EXCERPTED PASSAGE:
⁂

2015-01-30 Thread Brant Knudson
On Thu, Jan 29, 2015 at 5:01 PM, Jay Faulkner j...@jvf.cc wrote:


  On Jan 29, 2015, at 2:52 PM, Kevin Benton blak...@gmail.com wrote:

  Oh, I understood it a little differently. I took parsing of error
 messages here is not the way we’d like to solve this problem as meaning
 that parsing them in their current ad-hoc, project-specific format is not
 the way we want to solve this (e.g. the way tempest does it). But if we had
 a structured way like the EC2 errors, it would be a much easier problem to
 solve.

  So either way we are still parsing the body, the only difference is that
 the parser no longer has to understand how to parse Neutron errors vs. Nova
 errors. It just needs to parse the standard OpenStack error format that
 we come up with.


  This would be especially helpful for things like haproxy or other load
 balancers, as you could then have them put up a static, openstack-formatted
 JSON error page for their own errors and trust the clients could parse them
 properly.

⁂

YOUR OBJECTIVE: Reproduce the mailing-list excerpt about a standard OpenStack error format in full, without changing anything.

⁂

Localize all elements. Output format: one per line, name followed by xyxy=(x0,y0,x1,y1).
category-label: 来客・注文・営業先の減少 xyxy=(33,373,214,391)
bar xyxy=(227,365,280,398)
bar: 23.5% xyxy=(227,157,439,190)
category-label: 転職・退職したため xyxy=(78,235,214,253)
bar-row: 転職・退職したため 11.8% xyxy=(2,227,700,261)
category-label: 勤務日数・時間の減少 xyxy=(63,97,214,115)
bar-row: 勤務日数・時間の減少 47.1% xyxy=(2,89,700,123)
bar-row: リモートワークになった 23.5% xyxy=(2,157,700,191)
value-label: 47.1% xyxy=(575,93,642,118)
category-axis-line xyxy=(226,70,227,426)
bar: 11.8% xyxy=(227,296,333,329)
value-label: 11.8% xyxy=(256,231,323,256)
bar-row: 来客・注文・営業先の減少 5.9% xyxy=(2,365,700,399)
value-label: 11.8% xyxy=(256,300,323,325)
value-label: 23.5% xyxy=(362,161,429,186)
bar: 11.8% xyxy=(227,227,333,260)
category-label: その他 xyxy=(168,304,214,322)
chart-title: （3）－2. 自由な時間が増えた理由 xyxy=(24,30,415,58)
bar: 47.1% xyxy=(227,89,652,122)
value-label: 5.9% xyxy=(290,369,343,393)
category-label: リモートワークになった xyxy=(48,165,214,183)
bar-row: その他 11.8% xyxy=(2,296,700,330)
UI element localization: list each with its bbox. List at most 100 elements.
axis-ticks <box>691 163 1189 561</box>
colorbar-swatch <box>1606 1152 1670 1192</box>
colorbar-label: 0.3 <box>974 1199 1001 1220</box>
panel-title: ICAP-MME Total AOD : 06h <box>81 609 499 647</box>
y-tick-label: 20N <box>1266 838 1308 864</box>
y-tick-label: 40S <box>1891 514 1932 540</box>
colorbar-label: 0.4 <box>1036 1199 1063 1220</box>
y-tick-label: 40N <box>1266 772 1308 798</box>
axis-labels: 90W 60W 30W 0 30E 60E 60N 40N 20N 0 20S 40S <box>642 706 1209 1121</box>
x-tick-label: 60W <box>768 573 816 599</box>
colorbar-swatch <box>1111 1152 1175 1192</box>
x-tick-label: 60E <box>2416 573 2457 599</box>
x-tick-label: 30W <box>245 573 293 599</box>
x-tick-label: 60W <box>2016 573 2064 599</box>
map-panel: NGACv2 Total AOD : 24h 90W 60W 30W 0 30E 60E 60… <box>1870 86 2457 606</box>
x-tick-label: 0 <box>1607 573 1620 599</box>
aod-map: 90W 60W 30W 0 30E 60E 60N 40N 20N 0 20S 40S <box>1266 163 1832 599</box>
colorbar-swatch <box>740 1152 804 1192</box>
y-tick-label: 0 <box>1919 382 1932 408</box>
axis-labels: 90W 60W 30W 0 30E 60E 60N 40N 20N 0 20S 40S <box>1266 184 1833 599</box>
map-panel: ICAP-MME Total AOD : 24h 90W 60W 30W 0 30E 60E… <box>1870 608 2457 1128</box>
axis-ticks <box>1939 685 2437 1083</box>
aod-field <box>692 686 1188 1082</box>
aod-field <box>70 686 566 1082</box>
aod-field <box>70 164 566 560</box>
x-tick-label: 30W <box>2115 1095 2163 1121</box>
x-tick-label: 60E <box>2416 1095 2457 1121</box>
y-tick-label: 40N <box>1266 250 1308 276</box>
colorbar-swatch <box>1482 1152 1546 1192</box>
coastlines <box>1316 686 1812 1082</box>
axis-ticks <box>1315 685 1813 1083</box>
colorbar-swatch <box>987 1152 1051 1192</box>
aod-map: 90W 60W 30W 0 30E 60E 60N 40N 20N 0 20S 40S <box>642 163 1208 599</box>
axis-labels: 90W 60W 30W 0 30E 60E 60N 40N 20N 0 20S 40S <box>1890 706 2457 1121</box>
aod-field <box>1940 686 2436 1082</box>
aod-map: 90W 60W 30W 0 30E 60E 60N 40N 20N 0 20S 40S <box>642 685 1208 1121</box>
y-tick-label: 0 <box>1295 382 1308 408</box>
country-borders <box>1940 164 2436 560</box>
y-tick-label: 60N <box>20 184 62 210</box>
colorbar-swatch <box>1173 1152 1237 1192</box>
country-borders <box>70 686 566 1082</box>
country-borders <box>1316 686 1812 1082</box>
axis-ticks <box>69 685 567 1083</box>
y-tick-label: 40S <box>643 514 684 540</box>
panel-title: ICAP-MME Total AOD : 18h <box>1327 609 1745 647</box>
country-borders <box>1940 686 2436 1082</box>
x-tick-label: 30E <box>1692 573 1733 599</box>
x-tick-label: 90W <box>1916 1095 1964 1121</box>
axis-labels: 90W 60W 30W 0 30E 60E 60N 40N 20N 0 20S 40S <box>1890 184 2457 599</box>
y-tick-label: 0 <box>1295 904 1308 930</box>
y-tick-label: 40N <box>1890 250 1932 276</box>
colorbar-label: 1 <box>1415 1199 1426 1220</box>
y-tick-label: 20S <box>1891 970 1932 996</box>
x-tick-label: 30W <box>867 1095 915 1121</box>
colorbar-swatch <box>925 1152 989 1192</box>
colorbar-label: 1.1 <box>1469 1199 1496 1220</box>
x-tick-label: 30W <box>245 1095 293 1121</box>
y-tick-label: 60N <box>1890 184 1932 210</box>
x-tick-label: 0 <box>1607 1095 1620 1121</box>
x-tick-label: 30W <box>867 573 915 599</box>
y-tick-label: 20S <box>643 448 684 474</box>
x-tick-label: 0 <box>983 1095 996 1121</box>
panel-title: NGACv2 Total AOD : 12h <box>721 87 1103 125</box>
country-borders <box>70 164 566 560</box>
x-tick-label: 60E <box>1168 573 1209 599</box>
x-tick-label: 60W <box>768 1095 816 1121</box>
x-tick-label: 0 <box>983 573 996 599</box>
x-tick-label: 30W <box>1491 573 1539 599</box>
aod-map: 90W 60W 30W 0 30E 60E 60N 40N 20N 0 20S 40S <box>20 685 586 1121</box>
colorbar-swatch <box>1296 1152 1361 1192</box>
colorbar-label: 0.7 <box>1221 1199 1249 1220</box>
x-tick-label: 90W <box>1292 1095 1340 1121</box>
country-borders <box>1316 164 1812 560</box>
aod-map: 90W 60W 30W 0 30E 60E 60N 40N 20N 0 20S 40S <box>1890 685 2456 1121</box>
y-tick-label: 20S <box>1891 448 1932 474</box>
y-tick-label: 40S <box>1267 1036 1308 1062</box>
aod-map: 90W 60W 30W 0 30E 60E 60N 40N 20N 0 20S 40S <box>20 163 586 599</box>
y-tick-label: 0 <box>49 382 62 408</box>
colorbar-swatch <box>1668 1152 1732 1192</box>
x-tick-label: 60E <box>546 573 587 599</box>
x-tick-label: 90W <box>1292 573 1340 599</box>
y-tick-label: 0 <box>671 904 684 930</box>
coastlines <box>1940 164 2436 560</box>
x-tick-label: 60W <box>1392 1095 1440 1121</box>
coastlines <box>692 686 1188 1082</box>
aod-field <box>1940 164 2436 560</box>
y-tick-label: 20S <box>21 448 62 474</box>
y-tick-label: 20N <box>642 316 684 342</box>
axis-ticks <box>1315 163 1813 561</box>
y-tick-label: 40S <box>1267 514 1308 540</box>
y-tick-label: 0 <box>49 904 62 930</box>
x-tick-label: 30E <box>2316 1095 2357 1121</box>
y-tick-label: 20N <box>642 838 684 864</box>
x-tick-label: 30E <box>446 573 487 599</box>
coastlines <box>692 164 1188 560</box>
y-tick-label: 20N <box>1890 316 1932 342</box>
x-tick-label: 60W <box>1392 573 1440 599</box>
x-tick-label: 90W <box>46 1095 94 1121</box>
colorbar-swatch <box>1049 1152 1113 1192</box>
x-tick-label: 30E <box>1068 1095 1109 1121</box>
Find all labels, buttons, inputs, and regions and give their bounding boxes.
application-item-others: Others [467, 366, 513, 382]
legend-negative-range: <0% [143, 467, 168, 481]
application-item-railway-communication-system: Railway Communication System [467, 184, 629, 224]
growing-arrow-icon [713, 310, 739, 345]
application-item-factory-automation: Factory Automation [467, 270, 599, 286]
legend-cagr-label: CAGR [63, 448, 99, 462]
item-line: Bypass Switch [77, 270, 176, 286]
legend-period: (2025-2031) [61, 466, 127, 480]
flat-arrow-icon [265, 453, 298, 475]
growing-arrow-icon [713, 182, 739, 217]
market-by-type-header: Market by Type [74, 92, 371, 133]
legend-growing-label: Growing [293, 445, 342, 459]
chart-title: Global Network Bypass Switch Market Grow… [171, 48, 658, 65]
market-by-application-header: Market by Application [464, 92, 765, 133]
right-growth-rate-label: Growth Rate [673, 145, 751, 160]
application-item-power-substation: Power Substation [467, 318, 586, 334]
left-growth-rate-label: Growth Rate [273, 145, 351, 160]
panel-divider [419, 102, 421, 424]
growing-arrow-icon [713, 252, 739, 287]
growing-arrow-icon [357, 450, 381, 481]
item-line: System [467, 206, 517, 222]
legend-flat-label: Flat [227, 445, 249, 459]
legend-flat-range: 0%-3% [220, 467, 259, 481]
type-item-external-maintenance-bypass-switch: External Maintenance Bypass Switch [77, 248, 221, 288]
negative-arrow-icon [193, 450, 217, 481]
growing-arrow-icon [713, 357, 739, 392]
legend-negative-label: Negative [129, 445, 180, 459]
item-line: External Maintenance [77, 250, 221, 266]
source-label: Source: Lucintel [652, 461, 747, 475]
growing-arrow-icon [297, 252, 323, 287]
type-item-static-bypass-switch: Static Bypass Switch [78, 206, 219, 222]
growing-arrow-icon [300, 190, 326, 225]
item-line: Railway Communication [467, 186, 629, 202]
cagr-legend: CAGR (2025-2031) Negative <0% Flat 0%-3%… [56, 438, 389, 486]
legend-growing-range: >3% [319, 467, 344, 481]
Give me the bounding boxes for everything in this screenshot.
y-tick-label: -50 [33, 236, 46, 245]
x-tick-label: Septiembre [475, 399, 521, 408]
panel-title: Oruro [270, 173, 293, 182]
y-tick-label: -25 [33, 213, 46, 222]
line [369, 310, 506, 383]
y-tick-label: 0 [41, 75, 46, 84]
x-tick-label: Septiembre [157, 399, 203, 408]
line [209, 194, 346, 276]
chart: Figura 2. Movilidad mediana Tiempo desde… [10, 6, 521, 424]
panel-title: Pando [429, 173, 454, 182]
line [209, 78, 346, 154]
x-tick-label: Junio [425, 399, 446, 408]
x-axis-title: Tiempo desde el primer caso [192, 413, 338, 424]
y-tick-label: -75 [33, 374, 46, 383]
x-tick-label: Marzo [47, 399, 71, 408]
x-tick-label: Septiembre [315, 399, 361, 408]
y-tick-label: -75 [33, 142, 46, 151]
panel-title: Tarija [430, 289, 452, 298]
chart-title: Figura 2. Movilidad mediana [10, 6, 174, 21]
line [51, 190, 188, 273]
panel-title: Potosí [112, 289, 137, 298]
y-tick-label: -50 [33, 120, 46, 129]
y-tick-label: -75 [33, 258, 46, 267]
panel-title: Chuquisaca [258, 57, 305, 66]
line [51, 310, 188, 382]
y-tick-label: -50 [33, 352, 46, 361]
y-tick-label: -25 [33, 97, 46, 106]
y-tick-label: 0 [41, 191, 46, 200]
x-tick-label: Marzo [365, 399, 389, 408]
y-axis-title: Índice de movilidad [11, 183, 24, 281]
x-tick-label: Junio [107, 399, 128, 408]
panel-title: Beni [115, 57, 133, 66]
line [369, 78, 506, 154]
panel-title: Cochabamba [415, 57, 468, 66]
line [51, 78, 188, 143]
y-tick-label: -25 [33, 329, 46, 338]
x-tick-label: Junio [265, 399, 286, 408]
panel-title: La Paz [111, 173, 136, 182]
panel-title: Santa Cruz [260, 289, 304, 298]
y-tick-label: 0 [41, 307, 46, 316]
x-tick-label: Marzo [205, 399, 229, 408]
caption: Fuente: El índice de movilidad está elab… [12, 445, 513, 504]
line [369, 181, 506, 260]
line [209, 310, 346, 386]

⁂

FULL SOLUTION:
2015-01-30 Thread Brant Knudson
On Thu, Jan 29, 2015 at 5:01 PM, Jay Faulkner j...@jvf.cc wrote:


  On Jan 29, 2015, at 2:52 PM, Kevin Benton blak...@gmail.com wrote:

  Oh, I understood it a little differently. I took parsing of error
 messages here is not the way we’d like to solve this problem as meaning
 that parsing them in their current ad-hoc, project-specific format is not
 the way we want to solve this (e.g. the way tempest does it). But if we had
 a structured way like the EC2 errors, it would be a much easier problem to
 solve.

  So either way we are still parsing the body, the only difference is that
 the parser no longer has to understand how to parse Neutron errors vs. Nova
 errors. It just needs to parse the standard OpenStack error format that
 we come up with.


  This would be especially helpful for things like haproxy or other load
 balancers, as you could then have them put up a static, openstack-formatted
 JSON error page for their own errors and trust the clients could parse them
 properly.